— Start of RECORD EXCERPTS —
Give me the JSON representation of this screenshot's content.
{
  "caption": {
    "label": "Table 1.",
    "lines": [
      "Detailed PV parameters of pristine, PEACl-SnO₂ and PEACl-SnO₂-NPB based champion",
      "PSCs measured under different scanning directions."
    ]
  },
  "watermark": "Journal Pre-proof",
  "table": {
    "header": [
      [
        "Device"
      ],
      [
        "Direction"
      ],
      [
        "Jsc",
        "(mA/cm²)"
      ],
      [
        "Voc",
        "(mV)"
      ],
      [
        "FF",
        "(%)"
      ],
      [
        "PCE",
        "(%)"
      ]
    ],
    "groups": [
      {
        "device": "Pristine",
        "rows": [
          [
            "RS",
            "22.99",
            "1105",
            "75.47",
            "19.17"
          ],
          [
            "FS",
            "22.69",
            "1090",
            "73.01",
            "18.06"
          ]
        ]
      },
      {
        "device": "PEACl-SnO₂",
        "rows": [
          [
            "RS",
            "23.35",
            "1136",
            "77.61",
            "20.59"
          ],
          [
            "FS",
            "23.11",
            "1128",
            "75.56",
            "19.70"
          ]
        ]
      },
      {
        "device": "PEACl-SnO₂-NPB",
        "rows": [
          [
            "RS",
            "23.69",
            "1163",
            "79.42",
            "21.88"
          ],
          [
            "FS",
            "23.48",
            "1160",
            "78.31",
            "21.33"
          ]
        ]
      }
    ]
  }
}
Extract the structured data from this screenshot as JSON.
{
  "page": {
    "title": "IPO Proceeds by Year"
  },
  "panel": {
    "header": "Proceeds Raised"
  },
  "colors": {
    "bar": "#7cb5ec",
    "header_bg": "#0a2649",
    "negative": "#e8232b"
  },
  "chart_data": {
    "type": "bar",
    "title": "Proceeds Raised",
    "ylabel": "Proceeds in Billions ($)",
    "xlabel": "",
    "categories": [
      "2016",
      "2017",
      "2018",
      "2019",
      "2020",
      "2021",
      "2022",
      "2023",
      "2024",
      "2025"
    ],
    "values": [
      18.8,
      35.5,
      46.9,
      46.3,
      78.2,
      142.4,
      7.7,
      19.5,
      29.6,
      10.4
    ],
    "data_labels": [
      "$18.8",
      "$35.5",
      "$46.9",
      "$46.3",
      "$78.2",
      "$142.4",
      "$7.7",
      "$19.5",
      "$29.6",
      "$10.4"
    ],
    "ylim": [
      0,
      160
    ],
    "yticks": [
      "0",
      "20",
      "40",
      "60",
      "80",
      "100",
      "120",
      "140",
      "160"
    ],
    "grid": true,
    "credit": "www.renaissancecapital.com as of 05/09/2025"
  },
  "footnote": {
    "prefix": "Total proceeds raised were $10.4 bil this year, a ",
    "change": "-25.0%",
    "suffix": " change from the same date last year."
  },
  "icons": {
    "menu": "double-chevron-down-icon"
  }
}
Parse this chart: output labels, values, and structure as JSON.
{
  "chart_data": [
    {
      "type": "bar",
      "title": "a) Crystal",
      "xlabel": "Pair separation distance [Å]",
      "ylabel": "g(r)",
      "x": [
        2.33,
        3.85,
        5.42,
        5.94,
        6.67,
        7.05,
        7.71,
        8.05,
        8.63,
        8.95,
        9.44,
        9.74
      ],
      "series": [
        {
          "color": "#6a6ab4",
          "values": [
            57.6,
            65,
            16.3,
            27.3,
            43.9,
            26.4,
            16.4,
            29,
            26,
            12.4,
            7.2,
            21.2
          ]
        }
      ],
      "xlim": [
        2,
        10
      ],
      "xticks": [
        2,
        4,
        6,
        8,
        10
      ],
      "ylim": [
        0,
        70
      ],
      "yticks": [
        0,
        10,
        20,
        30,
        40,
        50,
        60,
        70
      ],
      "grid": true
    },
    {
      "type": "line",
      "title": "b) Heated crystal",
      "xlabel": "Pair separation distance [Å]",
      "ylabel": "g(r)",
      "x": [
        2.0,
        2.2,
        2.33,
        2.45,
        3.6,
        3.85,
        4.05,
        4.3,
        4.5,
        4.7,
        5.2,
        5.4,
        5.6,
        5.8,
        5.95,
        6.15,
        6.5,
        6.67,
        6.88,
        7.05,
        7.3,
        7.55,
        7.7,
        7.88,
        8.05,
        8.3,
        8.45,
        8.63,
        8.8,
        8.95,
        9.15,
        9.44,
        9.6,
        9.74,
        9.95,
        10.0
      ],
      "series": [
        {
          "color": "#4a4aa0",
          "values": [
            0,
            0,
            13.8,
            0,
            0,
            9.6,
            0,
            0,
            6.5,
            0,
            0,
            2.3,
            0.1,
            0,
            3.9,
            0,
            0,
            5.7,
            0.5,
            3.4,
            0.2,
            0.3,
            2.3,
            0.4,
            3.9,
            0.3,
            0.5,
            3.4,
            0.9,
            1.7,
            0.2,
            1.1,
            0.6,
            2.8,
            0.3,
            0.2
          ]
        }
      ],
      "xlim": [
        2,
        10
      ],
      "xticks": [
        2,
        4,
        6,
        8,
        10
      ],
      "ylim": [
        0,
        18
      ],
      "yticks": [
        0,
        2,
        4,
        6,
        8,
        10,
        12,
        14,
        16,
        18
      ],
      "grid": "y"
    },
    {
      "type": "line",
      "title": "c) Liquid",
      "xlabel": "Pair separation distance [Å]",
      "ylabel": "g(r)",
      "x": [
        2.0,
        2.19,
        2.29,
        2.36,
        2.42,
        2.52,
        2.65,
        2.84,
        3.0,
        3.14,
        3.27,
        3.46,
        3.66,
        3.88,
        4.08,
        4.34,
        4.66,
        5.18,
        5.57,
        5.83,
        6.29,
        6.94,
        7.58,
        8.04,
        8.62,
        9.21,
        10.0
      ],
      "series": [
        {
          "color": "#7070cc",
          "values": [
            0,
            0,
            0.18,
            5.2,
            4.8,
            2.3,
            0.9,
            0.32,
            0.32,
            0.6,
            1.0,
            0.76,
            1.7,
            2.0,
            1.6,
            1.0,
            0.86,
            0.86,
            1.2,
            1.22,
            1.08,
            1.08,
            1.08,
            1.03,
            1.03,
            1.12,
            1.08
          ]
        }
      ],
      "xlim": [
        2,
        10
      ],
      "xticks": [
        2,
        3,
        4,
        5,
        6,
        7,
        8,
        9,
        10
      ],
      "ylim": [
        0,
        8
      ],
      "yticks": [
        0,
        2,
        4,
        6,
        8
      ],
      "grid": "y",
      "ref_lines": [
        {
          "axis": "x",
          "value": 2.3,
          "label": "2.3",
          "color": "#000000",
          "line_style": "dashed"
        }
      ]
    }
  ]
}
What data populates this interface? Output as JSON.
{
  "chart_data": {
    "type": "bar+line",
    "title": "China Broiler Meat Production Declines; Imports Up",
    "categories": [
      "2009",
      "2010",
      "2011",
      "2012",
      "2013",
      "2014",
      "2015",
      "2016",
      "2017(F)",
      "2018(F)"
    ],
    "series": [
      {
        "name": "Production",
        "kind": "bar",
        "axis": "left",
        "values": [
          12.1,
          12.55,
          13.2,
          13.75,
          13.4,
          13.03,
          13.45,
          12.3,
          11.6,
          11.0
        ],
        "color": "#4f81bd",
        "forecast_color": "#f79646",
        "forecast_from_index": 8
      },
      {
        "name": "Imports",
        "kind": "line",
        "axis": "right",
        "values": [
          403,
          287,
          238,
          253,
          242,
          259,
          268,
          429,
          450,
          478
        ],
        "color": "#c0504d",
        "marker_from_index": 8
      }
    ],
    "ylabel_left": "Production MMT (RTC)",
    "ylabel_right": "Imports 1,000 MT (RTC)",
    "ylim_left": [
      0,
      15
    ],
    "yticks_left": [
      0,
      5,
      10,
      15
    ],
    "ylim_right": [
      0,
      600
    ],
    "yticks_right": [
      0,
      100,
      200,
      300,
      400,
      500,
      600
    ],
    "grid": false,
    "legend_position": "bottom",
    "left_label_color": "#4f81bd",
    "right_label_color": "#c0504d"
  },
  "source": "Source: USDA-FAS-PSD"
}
— End of RECORD EXCERPTS —
● **GIVEN INSTRUCTION**
Every line above that contains the word "title" should be reported.

● **REPLY**
    "title": "IPO Proceeds by Year"
    "title": "Proceeds Raised",
      "title": "a) Crystal",
      "title": "b) Heated crystal",
      "title": "c) Liquid",
    "title": "China Broiler Meat Production Declines; Imports Up",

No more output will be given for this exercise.